» THE PROBLEM:
Extract all records. Keep each one exact.

» PROVIDED MATERIAL:
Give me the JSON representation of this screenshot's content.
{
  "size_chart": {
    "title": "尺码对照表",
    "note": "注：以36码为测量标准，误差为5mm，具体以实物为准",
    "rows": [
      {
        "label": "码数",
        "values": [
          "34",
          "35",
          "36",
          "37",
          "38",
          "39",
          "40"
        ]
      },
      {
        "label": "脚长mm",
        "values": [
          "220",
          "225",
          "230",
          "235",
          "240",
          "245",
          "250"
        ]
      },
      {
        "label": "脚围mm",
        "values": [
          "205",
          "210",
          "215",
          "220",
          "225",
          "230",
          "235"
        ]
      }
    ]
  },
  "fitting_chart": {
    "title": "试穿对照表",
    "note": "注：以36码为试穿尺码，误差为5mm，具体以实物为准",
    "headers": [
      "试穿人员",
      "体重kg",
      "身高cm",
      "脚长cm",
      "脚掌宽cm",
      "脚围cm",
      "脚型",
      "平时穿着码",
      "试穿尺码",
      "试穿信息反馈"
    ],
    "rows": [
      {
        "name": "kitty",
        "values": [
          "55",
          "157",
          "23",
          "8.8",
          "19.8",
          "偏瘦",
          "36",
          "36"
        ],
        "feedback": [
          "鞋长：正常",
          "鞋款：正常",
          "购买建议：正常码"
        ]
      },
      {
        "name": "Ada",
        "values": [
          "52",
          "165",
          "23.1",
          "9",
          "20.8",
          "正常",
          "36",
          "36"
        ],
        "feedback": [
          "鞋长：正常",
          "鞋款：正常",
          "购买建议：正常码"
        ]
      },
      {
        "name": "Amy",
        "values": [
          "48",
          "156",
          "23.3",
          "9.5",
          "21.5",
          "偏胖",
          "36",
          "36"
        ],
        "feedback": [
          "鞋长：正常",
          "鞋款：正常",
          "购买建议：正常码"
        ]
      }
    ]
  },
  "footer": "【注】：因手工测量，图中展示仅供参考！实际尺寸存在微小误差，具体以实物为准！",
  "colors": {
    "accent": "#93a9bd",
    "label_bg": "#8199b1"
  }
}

» FINAL ANSWER:
Give me the JSON representation of this screenshot's content.
{
  "size_chart": {
    "title": "尺码对照表",
    "note": "注：以36码为测量标准，误差为5mm，具体以实物为准",
    "rows": [
      {
        "label": "码数",
        "values": [
          "34",
          "35",
          "36",
          "37",
          "38",
          "39",
          "40"
        ]
      },
      {
        "label": "脚长mm",
        "values": [
          "220",
          "225",
          "230",
          "235",
          "240",
          "245",
          "250"
        ]
      },
      {
        "label": "脚围mm",
        "values": [
          "205",
          "210",
          "215",
          "220",
          "225",
          "230",
          "235"
        ]
      }
    ]
  },
  "fitting_chart": {
    "title": "试穿对照表",
    "note": "注：以36码为试穿尺码，误差为5mm，具体以实物为准",
    "headers": [
      "试穿人员",
      "体重kg",
      "身高cm",
      "脚长cm",
      "脚掌宽cm",
      "脚围cm",
      "脚型",
      "平时穿着码",
      "试穿尺码",
      "试穿信息反馈"
    ],
    "rows": [
      {
        "name": "kitty",
        "values": [
          "55",
          "157",
          "23",
          "8.8",
          "19.8",
          "偏瘦",
          "36",
          "36"
        ],
        "feedback": [
          "鞋长：正常",
          "鞋款：正常",
          "购买建议：正常码"
        ]
      },
      {
        "name": "Ada",
        "values": [
          "52",
          "165",
          "23.1",
          "9",
          "20.8",
          "正常",
          "36",
          "36"
        ],
        "feedback": [
          "鞋长：正常",
          "鞋款：正常",
          "购买建议：正常码"
        ]
      },
      {
        "name": "Amy",
        "values": [
          "48",
          "156",
          "23.3",
          "9.5",
          "21.5",
          "偏胖",
          "36",
          "36"
        ],
        "feedback": [
          "鞋长：正常",
          "鞋款：正常",
          "购买建议：正常码"
        ]
      }
    ]
  },
  "footer": "【注】：因手工测量，图中展示仅供参考！实际尺寸存在微小误差，具体以实物为准！",
  "colors": {
    "accent": "#93a9bd",
    "label_bg": "#8199b1"
  }
}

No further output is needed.